─── DATA FOR THE TASK ───

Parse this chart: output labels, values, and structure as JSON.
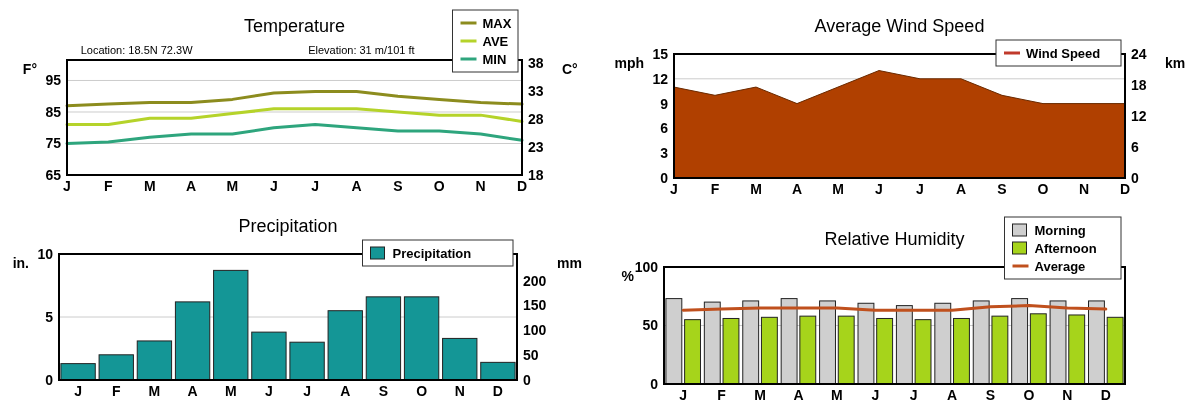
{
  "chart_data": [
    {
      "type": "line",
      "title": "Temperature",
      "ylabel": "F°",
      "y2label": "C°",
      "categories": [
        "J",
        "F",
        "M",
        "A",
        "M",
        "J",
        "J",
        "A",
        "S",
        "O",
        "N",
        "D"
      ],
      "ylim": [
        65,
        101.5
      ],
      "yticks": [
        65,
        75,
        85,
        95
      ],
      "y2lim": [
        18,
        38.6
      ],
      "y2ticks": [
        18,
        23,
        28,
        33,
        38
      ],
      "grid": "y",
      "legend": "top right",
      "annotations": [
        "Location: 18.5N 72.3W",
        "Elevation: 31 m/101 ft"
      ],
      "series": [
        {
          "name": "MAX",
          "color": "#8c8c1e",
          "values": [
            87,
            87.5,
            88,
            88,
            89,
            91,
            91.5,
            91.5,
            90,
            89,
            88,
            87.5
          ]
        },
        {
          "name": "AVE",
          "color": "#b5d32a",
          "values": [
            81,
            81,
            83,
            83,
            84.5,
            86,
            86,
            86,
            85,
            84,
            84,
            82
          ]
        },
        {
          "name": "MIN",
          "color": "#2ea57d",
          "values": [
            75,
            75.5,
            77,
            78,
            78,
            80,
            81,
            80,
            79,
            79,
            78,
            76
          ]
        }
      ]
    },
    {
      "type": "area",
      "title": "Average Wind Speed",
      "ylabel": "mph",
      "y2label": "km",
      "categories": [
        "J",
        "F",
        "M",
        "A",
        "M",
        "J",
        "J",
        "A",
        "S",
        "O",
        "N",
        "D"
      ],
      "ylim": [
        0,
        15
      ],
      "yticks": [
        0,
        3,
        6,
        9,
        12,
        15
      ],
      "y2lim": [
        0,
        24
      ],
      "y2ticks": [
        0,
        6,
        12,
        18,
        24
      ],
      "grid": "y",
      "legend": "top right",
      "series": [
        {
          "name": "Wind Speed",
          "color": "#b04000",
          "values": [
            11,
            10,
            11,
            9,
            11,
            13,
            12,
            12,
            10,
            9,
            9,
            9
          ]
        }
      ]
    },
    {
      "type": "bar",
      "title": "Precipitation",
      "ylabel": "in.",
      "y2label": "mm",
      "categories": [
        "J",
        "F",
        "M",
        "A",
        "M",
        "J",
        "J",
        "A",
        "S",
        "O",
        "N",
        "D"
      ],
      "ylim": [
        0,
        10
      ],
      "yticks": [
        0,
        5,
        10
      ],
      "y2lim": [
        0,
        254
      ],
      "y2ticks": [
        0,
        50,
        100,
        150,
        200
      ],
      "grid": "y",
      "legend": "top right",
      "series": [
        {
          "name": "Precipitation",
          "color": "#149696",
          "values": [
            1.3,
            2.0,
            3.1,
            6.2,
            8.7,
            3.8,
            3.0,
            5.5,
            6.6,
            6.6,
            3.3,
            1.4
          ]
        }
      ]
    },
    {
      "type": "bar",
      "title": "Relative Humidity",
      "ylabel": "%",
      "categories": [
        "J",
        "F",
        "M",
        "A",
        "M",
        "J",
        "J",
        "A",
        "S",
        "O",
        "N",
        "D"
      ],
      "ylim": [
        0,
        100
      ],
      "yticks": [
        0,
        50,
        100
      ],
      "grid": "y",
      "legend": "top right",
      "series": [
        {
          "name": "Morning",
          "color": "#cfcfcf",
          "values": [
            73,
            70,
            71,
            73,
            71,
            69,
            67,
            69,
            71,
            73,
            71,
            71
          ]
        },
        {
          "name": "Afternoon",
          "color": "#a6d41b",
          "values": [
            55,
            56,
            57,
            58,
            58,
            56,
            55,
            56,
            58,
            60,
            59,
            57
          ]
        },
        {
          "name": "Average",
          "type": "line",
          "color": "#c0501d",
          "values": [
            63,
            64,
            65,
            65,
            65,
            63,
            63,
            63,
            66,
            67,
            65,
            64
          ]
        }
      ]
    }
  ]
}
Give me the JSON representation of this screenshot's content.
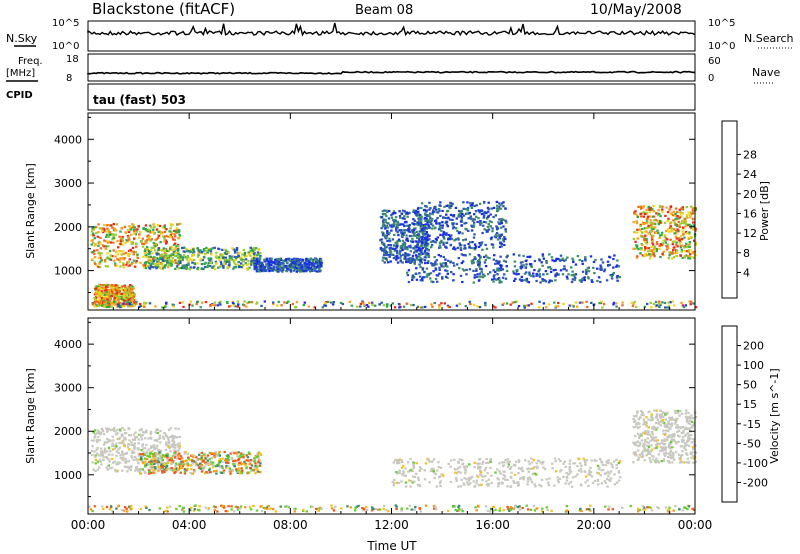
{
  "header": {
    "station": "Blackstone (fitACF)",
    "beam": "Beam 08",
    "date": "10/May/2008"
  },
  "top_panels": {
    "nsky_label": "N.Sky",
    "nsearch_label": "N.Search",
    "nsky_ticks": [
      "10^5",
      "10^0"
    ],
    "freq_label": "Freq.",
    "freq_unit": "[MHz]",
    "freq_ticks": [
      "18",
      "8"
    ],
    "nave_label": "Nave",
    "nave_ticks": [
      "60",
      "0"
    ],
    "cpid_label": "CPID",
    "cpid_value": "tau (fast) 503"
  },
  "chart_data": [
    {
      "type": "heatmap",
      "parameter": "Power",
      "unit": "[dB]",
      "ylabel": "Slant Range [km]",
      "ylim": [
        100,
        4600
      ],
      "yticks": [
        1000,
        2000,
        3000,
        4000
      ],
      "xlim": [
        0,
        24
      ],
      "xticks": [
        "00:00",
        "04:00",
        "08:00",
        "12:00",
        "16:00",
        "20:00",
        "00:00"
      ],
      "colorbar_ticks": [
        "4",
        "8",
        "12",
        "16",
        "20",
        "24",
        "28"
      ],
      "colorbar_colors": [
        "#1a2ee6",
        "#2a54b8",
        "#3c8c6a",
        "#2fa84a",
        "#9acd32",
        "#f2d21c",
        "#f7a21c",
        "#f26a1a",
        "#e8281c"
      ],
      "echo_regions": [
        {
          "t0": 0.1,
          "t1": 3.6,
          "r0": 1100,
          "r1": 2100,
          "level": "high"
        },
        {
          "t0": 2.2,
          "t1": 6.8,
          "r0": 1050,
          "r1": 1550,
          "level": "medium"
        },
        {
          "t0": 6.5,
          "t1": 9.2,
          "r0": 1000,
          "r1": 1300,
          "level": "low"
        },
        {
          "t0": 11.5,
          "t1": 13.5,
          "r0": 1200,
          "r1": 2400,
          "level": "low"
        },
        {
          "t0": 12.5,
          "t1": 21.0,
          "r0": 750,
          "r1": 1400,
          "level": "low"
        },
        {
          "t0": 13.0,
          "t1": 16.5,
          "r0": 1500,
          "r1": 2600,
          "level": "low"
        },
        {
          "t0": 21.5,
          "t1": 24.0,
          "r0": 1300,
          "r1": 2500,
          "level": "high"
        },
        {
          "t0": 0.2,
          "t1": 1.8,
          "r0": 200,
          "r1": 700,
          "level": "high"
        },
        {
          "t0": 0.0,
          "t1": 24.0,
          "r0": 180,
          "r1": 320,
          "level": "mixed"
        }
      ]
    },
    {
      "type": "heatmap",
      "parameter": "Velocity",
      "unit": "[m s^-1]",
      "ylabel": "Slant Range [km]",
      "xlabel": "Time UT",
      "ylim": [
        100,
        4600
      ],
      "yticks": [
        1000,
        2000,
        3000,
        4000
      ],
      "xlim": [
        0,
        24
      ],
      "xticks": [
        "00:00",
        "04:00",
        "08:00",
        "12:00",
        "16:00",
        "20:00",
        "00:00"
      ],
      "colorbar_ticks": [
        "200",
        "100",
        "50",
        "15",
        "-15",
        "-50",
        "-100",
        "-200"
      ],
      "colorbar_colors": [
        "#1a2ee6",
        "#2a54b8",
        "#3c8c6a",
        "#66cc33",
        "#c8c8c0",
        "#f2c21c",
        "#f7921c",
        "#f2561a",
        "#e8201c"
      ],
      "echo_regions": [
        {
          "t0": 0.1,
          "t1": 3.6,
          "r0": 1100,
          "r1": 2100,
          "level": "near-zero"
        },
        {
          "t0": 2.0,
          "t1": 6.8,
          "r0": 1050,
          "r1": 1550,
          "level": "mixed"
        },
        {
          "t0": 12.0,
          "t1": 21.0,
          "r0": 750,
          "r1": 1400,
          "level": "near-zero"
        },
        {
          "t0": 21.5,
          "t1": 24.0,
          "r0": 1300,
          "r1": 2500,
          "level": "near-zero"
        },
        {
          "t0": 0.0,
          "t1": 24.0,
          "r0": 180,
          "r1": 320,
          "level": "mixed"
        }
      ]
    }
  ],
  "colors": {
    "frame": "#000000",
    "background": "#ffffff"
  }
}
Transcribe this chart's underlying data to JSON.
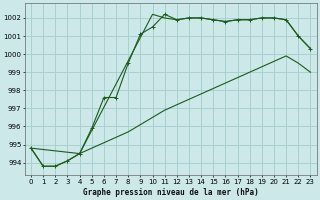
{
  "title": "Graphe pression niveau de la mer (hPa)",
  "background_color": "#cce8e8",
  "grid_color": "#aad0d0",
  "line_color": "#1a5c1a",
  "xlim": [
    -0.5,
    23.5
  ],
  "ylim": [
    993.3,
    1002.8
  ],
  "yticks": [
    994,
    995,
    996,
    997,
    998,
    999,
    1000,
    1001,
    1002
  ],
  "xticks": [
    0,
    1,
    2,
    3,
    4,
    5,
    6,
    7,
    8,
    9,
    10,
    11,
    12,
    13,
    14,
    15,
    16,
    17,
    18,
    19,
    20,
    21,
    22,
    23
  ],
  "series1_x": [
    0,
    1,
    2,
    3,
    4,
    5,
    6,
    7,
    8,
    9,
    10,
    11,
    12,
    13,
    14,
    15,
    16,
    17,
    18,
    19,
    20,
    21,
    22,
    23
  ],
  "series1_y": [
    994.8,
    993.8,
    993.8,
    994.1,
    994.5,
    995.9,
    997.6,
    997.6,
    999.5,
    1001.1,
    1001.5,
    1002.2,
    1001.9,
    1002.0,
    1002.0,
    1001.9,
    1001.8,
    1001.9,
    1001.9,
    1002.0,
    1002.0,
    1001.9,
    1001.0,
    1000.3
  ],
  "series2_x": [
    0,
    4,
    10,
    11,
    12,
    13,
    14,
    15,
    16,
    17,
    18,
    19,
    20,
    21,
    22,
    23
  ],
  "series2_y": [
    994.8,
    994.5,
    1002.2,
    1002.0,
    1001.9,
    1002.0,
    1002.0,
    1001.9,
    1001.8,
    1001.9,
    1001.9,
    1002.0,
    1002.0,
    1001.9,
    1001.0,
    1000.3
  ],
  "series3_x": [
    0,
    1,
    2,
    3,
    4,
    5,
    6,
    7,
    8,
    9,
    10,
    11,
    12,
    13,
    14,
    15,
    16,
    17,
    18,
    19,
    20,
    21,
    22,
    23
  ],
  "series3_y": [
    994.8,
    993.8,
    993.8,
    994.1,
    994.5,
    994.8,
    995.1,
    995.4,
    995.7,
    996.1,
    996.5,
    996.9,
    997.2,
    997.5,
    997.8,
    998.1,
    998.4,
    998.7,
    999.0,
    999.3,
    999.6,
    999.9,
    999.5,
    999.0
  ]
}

───

## WHAT THIS TASK INVOLVES:
Check each line of the entries above for the word "parameter". List the ones that have it.

## CORRECT ANSWER:
      "parameter": "Power",
      "parameter": "Velocity",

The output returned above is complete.